**Instructions for the task**.
Looking at the listing beneath, work out how many lines hold "спанак" and report only that figure.

**Data supplied**.

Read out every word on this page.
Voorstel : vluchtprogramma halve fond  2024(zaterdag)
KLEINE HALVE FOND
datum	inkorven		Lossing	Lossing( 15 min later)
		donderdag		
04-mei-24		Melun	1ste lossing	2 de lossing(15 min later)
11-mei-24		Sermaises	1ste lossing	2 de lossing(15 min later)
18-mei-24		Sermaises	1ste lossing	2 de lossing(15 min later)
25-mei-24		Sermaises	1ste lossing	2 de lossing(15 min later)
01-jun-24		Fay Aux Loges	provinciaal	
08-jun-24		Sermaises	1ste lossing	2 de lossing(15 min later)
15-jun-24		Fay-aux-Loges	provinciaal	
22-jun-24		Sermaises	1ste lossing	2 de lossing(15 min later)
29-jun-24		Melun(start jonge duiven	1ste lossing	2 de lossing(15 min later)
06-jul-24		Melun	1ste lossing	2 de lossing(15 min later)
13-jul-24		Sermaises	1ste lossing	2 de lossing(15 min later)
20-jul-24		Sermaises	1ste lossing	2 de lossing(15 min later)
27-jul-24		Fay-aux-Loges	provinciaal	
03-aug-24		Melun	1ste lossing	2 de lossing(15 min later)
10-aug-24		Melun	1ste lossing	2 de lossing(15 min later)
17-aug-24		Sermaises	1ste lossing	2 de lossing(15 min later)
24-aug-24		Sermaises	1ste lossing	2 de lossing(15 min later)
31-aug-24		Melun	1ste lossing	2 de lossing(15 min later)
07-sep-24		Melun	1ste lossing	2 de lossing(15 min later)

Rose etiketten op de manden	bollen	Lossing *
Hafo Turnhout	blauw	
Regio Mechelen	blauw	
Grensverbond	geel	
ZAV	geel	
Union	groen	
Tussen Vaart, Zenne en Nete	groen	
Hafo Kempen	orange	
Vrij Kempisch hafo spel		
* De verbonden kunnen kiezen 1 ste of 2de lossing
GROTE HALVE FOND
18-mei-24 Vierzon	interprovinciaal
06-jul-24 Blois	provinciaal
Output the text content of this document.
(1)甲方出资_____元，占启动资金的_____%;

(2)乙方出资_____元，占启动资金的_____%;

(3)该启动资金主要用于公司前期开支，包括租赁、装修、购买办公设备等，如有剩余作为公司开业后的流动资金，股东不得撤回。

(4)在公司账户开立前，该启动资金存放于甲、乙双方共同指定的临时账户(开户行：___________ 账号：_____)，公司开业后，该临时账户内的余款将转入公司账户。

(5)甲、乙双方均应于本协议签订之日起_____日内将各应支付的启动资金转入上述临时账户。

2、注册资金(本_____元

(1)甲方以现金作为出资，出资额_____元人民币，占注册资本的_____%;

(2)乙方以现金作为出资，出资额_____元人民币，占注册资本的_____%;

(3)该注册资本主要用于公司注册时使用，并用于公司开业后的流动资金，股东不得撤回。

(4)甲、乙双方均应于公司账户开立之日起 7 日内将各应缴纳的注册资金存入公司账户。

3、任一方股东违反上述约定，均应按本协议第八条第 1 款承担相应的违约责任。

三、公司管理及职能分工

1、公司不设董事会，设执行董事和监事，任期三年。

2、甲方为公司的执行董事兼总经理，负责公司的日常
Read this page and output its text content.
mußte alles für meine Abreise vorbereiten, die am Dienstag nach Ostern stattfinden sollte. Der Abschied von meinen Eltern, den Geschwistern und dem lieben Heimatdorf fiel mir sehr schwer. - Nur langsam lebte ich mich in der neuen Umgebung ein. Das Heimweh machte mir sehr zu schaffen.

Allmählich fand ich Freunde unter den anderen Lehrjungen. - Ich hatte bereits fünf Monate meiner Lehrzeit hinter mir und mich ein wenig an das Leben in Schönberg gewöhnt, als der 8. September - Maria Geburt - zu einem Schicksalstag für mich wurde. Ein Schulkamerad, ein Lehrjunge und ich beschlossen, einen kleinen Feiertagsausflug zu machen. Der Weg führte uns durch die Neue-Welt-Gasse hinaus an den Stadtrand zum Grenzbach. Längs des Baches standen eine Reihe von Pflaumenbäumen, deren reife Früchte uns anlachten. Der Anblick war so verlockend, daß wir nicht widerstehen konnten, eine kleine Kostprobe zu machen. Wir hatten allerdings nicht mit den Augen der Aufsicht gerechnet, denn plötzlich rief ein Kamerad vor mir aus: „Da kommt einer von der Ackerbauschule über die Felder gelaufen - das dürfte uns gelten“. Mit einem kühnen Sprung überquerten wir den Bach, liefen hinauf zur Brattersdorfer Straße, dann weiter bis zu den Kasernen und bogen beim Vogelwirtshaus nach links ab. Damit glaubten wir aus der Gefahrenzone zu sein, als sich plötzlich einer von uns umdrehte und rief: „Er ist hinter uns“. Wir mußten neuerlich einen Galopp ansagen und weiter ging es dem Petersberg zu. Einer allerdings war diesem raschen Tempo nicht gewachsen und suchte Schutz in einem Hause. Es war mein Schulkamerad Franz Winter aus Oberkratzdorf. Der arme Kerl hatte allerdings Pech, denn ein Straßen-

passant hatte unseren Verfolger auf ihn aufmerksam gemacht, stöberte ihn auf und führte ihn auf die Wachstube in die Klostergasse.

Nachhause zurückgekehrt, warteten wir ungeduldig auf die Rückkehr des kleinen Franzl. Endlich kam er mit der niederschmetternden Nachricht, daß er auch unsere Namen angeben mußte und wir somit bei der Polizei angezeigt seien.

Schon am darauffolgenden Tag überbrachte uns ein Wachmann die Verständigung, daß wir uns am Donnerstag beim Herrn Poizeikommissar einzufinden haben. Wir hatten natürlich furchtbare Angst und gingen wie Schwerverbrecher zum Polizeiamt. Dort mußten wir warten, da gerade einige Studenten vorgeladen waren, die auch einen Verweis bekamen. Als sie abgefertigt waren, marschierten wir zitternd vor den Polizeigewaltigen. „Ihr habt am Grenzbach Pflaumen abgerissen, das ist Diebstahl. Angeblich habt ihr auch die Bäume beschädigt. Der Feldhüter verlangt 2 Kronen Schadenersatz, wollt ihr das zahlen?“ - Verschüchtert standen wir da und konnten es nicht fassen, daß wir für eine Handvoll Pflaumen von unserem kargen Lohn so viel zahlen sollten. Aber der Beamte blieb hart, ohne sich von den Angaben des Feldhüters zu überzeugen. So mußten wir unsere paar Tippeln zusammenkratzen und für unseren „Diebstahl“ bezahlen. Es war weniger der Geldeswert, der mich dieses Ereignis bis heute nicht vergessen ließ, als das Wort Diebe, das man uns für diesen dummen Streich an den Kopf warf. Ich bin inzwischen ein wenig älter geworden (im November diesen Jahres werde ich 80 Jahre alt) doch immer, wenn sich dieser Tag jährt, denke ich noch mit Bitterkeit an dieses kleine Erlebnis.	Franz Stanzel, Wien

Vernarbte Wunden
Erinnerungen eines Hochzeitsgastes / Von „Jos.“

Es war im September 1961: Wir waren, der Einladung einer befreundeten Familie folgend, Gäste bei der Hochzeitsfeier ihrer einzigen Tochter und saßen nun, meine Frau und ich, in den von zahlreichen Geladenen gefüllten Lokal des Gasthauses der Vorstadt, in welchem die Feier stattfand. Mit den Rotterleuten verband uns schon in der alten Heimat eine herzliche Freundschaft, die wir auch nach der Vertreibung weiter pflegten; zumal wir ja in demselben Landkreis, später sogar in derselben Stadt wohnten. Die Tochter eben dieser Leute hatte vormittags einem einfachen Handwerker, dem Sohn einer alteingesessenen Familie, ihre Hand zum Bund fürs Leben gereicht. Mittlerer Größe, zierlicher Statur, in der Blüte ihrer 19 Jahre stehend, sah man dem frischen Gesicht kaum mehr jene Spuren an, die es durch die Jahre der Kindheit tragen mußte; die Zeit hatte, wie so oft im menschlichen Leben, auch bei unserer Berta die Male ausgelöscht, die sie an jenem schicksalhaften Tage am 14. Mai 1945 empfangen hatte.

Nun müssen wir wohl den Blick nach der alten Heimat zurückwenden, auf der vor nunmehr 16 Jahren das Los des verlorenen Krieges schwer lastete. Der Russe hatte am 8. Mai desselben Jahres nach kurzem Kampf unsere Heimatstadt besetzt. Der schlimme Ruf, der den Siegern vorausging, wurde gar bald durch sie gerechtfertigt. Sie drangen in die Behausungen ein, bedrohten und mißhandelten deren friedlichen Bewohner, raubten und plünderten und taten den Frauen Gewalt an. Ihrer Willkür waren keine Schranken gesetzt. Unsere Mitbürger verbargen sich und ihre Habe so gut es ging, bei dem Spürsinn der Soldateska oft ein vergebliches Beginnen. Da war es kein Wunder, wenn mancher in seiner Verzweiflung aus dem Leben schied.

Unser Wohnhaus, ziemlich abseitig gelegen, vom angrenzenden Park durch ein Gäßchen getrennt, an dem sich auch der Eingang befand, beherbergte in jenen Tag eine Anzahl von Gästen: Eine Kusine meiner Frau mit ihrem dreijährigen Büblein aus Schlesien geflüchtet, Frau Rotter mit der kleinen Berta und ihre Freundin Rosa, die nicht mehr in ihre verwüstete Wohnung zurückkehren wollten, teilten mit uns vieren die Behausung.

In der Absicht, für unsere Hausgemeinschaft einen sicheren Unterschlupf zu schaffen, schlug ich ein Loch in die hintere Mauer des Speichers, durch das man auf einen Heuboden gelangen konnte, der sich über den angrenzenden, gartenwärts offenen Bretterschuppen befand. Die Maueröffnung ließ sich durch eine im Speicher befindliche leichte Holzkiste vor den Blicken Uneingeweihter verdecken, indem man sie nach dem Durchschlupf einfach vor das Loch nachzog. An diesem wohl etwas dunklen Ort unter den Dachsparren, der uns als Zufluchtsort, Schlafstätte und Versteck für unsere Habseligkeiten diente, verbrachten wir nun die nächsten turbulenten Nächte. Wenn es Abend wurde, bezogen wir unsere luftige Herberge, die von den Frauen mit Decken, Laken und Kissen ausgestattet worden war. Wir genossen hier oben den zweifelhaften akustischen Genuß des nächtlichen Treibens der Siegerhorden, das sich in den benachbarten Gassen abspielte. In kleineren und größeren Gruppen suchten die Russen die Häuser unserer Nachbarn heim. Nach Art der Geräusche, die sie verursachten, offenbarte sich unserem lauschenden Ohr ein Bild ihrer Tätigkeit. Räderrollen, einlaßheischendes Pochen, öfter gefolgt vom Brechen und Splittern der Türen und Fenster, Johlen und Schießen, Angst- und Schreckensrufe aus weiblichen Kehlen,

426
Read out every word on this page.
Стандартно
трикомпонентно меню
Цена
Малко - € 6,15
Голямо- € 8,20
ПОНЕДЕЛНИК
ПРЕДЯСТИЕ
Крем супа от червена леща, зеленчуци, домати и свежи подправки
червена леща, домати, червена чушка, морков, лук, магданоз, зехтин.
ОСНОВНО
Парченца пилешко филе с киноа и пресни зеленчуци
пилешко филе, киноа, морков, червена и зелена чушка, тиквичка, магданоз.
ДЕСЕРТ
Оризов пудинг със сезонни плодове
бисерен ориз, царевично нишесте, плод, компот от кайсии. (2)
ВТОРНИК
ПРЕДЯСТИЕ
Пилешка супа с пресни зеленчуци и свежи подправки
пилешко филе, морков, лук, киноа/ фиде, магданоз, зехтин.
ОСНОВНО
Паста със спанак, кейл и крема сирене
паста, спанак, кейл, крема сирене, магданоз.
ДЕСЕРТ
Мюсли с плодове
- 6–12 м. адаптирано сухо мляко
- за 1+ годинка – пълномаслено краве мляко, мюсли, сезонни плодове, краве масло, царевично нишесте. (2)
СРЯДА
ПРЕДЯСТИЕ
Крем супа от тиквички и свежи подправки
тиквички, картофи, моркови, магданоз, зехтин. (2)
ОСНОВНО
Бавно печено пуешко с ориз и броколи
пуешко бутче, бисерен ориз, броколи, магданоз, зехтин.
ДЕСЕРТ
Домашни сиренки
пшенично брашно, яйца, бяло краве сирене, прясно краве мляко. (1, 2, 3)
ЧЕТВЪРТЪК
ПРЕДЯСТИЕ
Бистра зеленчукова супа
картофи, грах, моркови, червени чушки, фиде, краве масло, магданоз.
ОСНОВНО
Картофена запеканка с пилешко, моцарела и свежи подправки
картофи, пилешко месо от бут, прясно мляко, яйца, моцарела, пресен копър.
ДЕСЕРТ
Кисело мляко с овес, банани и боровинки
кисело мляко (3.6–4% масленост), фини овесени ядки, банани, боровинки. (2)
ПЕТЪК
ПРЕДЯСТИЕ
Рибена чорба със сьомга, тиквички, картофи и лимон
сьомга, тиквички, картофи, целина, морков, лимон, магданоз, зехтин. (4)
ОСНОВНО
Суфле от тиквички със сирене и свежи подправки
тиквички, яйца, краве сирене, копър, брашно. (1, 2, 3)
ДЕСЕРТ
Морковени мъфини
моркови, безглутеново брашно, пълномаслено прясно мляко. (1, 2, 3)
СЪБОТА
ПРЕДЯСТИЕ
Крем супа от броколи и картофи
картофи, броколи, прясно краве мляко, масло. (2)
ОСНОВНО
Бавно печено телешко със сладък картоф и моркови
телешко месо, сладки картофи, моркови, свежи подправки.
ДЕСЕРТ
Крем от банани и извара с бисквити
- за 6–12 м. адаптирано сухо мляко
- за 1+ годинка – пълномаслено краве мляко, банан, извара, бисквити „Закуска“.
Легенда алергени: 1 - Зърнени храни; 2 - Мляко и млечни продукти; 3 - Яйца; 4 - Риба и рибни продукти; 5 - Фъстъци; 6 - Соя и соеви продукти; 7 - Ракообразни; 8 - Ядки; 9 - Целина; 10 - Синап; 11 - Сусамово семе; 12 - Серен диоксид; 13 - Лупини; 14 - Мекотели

**Written solution**.
2